Records from a dataset:
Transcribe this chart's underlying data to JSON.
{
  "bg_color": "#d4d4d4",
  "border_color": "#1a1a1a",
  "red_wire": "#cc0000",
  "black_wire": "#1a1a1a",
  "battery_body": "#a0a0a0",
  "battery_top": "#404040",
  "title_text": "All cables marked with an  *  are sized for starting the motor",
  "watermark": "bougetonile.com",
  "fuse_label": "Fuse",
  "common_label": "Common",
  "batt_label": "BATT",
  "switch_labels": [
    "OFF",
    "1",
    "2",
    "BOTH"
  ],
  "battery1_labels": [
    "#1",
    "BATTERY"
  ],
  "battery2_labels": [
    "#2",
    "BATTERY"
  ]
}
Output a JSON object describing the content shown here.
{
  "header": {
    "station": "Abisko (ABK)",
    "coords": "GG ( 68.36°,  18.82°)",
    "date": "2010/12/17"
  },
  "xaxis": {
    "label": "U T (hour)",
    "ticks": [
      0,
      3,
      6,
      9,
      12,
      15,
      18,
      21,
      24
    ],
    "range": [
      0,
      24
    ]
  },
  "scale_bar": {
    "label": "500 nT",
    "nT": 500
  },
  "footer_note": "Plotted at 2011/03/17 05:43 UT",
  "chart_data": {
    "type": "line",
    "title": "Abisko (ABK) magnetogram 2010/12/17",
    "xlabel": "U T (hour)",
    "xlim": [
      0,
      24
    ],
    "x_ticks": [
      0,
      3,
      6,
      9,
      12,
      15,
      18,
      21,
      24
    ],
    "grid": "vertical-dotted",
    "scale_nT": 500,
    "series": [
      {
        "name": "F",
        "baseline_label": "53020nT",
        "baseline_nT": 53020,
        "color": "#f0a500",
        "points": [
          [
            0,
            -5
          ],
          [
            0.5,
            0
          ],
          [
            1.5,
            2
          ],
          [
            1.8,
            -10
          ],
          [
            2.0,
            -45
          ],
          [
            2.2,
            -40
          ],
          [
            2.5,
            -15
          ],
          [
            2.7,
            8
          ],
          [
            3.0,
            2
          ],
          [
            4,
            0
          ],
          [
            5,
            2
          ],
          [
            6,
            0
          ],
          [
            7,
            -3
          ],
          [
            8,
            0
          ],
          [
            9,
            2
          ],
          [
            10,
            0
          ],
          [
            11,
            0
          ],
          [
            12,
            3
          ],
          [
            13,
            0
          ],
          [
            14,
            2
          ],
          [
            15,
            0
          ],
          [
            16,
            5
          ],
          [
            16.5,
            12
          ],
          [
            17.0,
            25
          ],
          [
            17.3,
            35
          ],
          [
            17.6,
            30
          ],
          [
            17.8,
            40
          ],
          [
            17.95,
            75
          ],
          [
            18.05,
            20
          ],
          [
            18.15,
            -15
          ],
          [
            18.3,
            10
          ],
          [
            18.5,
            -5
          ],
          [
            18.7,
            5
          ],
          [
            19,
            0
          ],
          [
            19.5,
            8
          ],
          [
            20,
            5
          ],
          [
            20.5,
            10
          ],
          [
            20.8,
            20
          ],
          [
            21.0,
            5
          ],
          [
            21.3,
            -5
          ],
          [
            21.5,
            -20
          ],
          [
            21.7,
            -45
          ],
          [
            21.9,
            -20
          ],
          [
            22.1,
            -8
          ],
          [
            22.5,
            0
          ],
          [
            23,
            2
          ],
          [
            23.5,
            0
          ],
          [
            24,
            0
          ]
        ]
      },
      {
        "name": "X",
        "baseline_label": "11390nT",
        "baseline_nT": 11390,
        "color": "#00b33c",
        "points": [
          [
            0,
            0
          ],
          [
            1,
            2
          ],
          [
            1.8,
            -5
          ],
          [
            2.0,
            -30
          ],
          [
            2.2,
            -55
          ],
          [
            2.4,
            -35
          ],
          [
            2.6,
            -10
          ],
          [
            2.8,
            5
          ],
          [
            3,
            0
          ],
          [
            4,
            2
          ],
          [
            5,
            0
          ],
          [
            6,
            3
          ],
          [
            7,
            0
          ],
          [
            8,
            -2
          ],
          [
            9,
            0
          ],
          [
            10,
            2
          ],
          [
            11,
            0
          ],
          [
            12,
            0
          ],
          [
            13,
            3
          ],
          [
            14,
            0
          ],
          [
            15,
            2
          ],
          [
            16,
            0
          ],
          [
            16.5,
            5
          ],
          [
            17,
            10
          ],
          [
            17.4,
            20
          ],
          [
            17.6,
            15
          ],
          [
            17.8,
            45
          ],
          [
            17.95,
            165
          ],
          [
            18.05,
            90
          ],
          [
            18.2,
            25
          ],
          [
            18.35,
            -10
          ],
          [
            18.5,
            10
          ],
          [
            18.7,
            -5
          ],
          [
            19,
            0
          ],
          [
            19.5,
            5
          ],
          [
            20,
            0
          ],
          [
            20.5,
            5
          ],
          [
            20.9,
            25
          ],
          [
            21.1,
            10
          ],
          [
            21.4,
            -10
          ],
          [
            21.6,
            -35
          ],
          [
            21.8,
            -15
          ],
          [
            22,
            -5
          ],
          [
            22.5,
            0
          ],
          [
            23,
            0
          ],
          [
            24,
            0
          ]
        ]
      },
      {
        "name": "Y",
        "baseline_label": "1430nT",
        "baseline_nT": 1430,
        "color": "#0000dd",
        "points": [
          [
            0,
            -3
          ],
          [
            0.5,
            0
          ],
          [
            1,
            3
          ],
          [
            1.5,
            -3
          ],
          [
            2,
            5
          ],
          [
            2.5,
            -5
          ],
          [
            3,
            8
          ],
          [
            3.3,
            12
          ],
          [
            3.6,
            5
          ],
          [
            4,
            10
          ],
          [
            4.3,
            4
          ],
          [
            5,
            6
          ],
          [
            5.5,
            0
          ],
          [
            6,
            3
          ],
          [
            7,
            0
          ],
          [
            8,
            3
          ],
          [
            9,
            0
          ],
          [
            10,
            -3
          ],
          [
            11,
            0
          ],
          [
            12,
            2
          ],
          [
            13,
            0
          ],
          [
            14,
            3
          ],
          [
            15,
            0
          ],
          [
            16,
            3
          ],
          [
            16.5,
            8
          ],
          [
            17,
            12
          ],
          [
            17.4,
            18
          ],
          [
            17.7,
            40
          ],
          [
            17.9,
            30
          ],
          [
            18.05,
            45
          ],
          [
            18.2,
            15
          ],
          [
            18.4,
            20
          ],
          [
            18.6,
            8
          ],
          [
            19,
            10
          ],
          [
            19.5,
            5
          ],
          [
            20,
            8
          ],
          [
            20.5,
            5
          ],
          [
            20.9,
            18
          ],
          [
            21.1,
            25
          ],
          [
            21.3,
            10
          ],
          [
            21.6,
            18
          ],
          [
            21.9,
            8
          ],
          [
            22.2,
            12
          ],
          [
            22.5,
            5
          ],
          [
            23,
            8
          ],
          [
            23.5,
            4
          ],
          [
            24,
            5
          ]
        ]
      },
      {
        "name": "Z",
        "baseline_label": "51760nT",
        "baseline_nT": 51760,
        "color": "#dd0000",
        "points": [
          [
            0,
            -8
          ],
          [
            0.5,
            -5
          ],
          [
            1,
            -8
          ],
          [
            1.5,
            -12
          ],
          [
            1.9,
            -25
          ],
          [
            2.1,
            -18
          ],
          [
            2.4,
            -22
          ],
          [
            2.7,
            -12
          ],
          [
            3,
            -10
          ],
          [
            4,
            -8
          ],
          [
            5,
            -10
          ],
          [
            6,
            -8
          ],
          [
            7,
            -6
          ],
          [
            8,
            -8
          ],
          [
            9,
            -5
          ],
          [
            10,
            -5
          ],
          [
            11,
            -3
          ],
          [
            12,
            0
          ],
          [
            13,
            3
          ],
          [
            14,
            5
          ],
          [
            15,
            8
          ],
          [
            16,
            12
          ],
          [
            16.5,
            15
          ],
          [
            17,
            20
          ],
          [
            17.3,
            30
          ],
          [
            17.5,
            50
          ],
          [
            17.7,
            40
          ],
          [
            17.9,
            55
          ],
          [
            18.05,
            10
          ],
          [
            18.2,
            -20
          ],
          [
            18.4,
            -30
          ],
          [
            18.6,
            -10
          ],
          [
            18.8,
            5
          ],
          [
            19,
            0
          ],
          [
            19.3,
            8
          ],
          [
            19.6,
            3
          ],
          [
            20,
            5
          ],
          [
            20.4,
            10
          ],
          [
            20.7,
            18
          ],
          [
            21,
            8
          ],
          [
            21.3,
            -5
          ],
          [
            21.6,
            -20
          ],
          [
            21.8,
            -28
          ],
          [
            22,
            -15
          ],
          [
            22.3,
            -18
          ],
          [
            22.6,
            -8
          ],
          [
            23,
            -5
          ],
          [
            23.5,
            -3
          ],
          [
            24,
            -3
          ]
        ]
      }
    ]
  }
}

### Problem statement
Check all the records above and select each line where the string "JSON" is found.

### Output for this exercise
Transcribe this chart's underlying data to JSON.
Output a JSON object describing the content shown here.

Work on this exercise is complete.